** BEGIN **
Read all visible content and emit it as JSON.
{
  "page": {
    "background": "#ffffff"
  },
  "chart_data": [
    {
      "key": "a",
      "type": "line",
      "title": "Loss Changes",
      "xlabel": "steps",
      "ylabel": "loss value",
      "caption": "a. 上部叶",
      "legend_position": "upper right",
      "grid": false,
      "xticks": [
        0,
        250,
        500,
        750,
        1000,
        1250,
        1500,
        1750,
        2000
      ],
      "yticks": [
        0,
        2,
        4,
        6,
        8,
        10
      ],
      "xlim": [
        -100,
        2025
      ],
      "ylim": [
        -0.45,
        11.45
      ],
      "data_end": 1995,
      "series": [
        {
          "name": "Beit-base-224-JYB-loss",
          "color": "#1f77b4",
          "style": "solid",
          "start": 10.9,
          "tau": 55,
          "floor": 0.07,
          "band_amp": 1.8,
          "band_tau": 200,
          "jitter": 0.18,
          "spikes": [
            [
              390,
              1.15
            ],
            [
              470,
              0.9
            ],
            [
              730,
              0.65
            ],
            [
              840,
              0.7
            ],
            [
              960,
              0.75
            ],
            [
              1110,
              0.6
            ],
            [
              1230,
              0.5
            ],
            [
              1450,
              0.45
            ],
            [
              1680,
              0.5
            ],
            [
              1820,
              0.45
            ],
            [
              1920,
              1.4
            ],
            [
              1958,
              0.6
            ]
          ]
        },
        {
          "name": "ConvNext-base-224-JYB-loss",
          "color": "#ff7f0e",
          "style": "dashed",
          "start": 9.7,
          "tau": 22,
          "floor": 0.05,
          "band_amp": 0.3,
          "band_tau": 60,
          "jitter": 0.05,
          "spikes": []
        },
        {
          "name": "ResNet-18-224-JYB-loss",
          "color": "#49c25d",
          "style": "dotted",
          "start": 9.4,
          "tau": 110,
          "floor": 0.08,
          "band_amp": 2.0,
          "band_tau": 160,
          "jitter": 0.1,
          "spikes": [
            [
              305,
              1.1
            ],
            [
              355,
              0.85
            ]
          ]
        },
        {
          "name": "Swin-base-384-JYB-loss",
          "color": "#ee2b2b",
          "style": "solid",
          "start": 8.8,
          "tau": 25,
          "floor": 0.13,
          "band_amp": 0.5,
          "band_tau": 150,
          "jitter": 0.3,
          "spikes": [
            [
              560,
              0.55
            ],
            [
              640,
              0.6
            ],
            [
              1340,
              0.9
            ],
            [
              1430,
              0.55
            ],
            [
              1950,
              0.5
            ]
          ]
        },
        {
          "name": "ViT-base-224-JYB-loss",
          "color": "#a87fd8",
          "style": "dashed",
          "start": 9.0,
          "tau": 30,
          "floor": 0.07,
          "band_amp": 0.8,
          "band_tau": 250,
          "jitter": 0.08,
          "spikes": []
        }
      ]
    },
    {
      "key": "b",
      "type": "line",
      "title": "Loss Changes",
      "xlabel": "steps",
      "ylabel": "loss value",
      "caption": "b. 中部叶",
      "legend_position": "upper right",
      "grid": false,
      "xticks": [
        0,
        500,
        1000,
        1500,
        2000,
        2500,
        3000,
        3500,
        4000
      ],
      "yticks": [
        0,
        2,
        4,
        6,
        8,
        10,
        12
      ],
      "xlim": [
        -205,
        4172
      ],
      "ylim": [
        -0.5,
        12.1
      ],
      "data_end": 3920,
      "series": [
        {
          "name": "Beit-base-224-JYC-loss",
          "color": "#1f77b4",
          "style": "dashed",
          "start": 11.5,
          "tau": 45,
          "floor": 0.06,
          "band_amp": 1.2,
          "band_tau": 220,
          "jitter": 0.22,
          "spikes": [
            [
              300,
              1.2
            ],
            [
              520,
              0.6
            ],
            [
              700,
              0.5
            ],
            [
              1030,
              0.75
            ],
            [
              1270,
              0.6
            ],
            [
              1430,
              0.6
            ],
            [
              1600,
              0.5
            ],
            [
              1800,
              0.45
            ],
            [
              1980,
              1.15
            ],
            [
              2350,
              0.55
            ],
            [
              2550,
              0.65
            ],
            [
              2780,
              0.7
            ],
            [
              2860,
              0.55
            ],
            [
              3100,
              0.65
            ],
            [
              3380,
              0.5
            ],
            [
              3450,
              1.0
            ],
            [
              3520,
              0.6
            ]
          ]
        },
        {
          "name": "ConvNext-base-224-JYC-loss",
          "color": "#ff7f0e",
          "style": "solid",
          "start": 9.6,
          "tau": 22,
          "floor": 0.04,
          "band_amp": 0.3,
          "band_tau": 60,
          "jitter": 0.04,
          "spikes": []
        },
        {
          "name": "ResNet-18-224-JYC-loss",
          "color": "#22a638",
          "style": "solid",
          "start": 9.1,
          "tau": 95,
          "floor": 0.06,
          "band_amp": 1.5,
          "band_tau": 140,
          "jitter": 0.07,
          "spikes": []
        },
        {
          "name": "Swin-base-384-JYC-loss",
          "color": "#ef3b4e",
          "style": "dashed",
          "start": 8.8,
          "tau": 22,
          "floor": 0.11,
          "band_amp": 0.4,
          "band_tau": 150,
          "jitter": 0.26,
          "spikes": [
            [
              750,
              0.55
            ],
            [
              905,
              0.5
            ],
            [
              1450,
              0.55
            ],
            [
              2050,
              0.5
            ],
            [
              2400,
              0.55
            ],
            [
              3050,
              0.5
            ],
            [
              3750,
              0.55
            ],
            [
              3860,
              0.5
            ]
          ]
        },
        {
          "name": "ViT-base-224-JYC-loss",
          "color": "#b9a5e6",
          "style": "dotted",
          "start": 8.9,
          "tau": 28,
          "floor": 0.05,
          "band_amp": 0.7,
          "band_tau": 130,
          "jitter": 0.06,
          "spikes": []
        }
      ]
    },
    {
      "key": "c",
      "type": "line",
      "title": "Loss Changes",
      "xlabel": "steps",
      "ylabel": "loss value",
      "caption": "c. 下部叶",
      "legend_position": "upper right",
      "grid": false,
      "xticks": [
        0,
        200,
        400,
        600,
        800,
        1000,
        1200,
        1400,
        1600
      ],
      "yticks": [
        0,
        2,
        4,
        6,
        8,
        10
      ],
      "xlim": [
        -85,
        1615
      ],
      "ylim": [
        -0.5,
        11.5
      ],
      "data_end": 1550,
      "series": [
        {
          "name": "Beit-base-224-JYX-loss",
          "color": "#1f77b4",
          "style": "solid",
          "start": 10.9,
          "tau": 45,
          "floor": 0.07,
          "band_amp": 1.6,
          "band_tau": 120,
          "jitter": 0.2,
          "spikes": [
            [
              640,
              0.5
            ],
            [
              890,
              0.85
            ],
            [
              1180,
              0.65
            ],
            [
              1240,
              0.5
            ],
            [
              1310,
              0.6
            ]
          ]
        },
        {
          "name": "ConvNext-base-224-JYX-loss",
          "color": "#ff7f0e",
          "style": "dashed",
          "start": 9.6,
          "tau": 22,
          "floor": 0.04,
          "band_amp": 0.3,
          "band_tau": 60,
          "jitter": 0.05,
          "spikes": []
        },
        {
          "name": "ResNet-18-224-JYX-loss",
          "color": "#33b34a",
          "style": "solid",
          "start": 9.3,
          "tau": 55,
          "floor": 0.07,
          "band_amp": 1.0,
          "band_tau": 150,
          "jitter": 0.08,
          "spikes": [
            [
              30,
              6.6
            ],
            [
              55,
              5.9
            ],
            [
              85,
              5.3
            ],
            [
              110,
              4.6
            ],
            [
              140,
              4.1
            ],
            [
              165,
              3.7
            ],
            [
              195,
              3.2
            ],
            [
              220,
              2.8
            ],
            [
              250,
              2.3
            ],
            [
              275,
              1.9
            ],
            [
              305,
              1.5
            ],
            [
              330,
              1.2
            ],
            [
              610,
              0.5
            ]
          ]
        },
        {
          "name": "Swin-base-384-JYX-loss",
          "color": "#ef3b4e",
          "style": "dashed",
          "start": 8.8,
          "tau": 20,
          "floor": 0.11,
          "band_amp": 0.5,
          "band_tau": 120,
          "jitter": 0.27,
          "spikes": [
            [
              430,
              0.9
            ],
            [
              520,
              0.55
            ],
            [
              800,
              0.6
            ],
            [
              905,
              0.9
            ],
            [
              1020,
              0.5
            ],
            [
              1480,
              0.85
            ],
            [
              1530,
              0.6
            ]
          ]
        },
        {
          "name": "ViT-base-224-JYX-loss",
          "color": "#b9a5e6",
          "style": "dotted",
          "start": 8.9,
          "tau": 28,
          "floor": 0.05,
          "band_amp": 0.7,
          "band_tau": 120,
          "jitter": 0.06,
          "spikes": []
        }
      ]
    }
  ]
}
** END **
** BEGIN **
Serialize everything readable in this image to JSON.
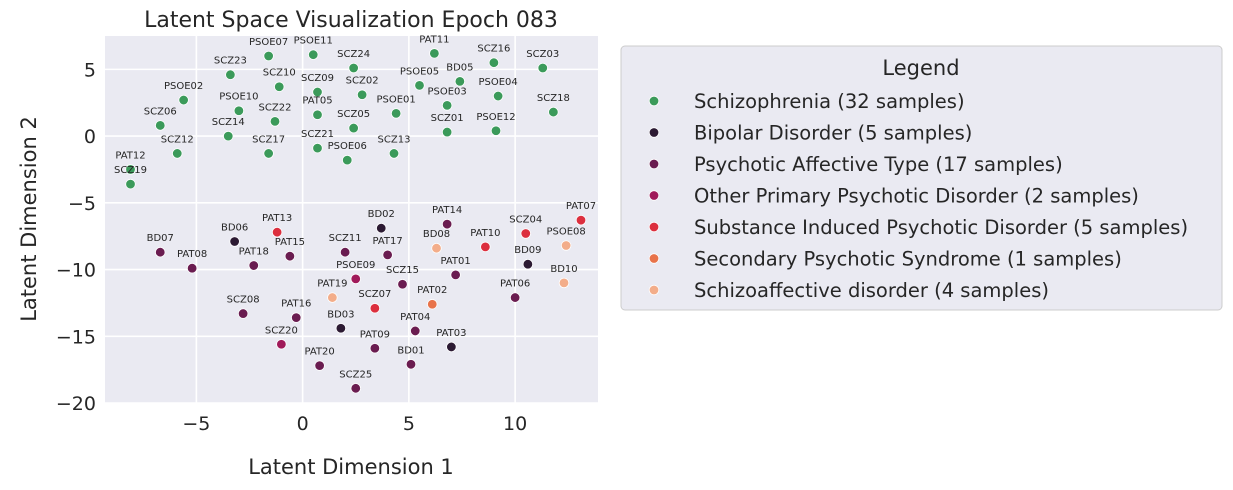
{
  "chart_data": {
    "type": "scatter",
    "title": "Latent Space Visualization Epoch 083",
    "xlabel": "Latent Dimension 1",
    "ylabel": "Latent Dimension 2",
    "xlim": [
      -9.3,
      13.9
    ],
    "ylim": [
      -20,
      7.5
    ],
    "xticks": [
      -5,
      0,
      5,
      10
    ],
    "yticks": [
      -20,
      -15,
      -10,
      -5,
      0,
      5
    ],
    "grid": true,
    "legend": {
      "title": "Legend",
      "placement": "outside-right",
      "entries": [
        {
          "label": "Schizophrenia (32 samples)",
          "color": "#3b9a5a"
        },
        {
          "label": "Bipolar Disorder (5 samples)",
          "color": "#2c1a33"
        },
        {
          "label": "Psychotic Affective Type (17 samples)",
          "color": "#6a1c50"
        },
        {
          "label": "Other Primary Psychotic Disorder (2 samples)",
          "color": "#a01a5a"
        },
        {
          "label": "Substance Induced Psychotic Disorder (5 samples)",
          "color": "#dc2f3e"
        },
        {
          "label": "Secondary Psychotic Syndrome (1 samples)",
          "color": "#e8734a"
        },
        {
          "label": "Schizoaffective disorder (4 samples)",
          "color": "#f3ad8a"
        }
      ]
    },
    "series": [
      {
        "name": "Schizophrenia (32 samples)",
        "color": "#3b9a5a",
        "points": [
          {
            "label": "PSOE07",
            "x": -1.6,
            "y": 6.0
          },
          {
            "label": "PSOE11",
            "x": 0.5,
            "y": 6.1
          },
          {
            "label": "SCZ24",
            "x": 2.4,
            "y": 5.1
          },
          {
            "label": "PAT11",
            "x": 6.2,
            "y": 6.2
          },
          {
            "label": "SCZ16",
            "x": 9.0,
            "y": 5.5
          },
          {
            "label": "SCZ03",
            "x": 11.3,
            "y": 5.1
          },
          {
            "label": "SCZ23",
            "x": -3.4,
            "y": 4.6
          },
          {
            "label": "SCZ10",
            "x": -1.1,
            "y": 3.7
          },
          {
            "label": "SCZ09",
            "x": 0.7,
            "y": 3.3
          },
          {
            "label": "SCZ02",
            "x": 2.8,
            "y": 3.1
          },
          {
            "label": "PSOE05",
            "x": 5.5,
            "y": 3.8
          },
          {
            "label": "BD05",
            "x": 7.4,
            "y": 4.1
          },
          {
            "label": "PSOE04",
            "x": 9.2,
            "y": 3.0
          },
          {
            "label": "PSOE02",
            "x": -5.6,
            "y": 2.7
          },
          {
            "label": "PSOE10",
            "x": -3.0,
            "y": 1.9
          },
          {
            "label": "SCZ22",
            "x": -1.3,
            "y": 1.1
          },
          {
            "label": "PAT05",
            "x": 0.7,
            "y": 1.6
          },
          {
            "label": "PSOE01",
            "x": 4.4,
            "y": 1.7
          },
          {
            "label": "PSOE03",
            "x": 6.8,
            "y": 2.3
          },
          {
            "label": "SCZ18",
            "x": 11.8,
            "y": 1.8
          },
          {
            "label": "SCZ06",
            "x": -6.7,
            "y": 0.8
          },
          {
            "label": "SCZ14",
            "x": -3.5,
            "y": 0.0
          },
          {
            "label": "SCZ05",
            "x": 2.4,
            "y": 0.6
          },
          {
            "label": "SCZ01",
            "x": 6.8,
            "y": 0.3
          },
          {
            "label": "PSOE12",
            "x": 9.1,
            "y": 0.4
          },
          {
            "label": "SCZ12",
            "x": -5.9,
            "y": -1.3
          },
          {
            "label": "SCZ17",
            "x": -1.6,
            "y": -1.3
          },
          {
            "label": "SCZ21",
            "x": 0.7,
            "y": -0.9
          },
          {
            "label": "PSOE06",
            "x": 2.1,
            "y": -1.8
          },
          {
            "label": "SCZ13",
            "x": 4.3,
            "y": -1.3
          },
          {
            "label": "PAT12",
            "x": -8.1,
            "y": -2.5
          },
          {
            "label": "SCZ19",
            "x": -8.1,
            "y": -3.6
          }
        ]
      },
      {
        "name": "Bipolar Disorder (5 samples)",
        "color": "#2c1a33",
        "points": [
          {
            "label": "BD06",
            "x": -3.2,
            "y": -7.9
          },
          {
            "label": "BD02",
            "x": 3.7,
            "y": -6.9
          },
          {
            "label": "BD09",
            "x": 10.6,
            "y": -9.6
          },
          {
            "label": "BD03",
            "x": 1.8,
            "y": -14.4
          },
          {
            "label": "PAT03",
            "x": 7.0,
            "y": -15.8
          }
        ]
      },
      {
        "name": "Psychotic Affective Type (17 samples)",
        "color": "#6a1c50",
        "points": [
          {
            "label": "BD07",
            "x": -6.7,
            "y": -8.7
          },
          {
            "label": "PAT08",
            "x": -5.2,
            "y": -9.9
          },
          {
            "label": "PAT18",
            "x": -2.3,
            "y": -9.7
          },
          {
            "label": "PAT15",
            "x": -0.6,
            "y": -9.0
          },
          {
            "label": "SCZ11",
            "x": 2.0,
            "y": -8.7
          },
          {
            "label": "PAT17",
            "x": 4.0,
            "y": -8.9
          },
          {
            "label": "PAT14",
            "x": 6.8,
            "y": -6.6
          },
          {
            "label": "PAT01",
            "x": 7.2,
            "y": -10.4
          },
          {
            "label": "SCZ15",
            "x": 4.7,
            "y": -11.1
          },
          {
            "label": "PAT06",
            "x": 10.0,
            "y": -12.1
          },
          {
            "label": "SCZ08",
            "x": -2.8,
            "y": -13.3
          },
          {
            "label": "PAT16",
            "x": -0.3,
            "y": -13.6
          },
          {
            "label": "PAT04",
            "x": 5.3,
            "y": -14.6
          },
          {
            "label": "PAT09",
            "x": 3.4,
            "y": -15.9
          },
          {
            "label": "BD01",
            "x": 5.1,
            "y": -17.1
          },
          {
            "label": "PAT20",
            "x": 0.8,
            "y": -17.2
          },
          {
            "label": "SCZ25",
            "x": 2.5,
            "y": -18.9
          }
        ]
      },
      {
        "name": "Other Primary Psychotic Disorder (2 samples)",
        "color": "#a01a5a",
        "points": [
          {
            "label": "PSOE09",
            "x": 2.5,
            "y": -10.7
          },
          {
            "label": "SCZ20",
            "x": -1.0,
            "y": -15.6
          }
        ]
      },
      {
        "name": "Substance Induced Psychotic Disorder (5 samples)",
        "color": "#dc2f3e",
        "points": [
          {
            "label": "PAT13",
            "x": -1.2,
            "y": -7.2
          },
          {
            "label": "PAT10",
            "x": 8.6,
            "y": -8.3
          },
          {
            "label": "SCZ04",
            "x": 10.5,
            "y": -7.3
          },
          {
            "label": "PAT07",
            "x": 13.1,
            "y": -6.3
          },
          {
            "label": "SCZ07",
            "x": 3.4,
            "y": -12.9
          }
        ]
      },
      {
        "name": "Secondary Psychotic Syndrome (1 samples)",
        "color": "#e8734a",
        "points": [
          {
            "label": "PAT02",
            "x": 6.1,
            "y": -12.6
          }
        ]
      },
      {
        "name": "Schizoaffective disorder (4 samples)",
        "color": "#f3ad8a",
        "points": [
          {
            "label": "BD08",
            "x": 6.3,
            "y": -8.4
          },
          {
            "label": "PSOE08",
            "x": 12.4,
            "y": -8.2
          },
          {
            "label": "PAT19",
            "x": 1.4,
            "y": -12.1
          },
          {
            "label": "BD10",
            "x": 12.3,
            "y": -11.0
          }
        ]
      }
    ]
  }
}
** END **
** BEGIN **
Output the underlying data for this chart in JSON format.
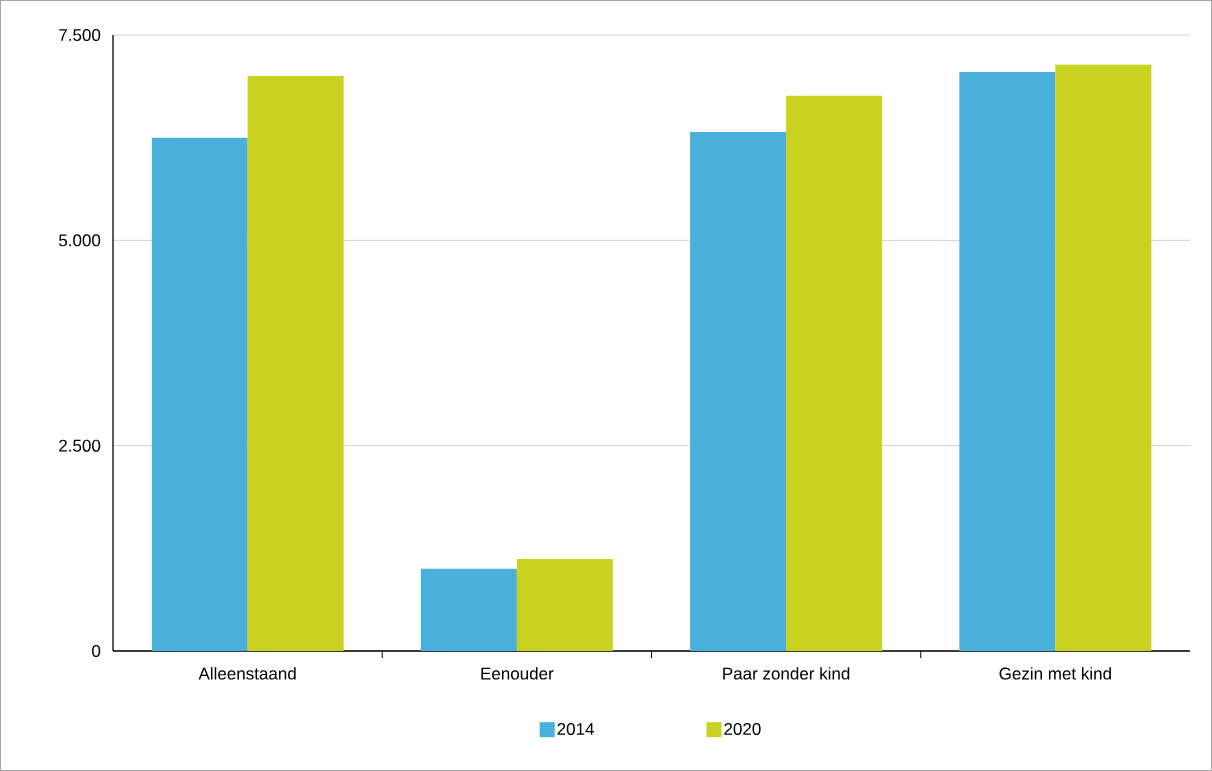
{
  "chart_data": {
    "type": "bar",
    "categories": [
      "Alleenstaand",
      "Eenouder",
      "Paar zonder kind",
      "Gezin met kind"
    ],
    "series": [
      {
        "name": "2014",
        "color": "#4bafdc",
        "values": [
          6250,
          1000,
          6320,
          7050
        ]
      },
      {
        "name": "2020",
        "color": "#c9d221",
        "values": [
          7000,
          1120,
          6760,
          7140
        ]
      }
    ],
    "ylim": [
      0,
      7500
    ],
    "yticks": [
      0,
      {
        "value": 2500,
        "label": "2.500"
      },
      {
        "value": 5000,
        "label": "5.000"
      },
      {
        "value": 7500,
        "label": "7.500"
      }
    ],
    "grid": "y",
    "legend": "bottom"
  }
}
** END **
### Task objective:
Collect the lines that hold "Induced".

### Solved problem:
          "label": "Substance Induced Psychotic Disorder (5 samples)",
        "name": "Substance Induced Psychotic Disorder (5 samples)",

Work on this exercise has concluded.